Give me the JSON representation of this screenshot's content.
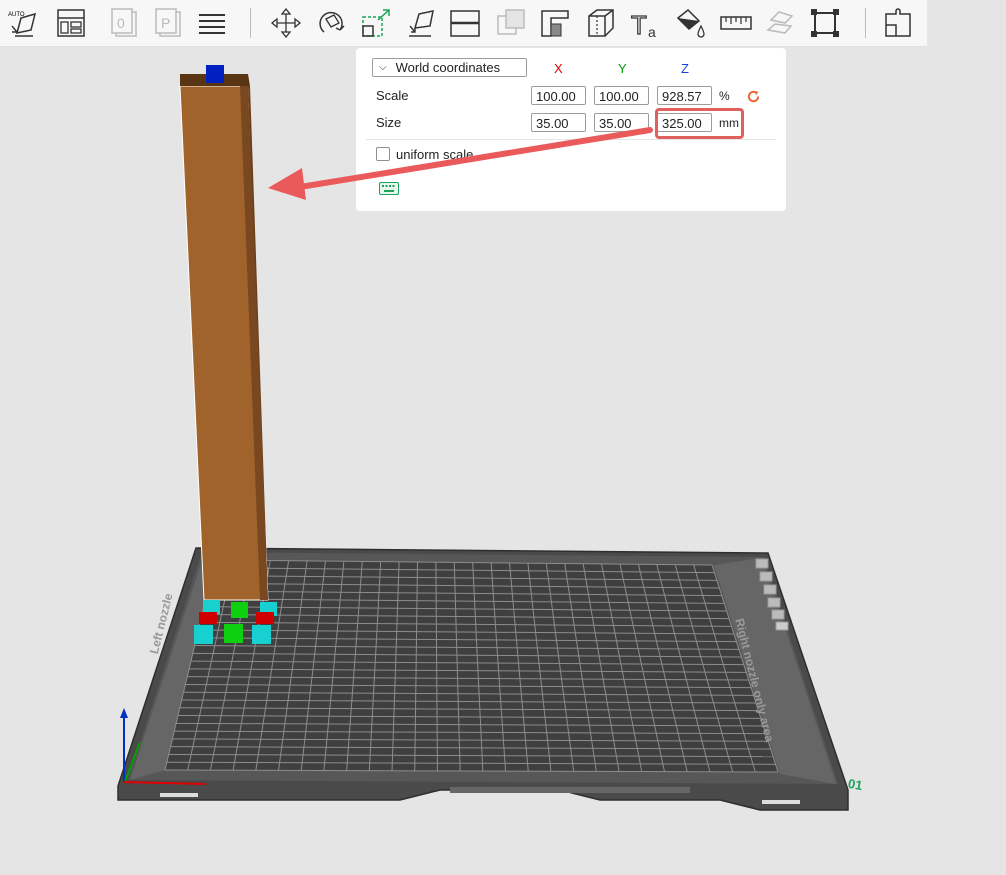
{
  "toolbar": {
    "buttons": [
      {
        "name": "auto-orient-icon",
        "badge": "AUTO"
      },
      {
        "name": "arrange-icon"
      },
      {
        "name": "add-plate-icon",
        "glyph": "0"
      },
      {
        "name": "plate-icon",
        "glyph": "P"
      },
      {
        "name": "layers-icon"
      },
      {
        "name": "move-icon"
      },
      {
        "name": "rotate-icon"
      },
      {
        "name": "scale-icon"
      },
      {
        "name": "lay-on-face-icon"
      },
      {
        "name": "cut-icon"
      },
      {
        "name": "boolean-icon"
      },
      {
        "name": "support-paint-icon"
      },
      {
        "name": "seam-icon"
      },
      {
        "name": "text-icon",
        "glyph": "Ta"
      },
      {
        "name": "color-paint-icon"
      },
      {
        "name": "measure-icon"
      },
      {
        "name": "assembly-icon"
      },
      {
        "name": "fit-view-icon"
      },
      {
        "name": "assemble-view-icon"
      }
    ]
  },
  "panel": {
    "coordinate_system": "World coordinates",
    "axis_labels": {
      "x": "X",
      "y": "Y",
      "z": "Z"
    },
    "scale": {
      "label": "Scale",
      "x": "100.00",
      "y": "100.00",
      "z": "928.57",
      "unit": "%"
    },
    "size": {
      "label": "Size",
      "x": "35.00",
      "y": "35.00",
      "z": "325.00",
      "unit": "mm"
    },
    "uniform_scale_label": "uniform scale",
    "uniform_scale_checked": false
  },
  "bed": {
    "left_label": "Left nozzle",
    "right_label": "Right nozzle only area",
    "plate_number": "01"
  },
  "colors": {
    "toolbar_bg": "#f7f7f7",
    "viewport_bg": "#e5e5e5",
    "object": "#a0632c",
    "highlight": "#e05f5f",
    "x_axis": "#e00000",
    "y_axis": "#00a000",
    "z_axis": "#0030c0",
    "accent_green": "#1aa35a"
  }
}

=-=-=-=-=

- [Prompt]: From the listing, copy every line where the string "paint" appears.

- [Solution]:
        "name": "support-paint-icon"
        "name": "color-paint-icon"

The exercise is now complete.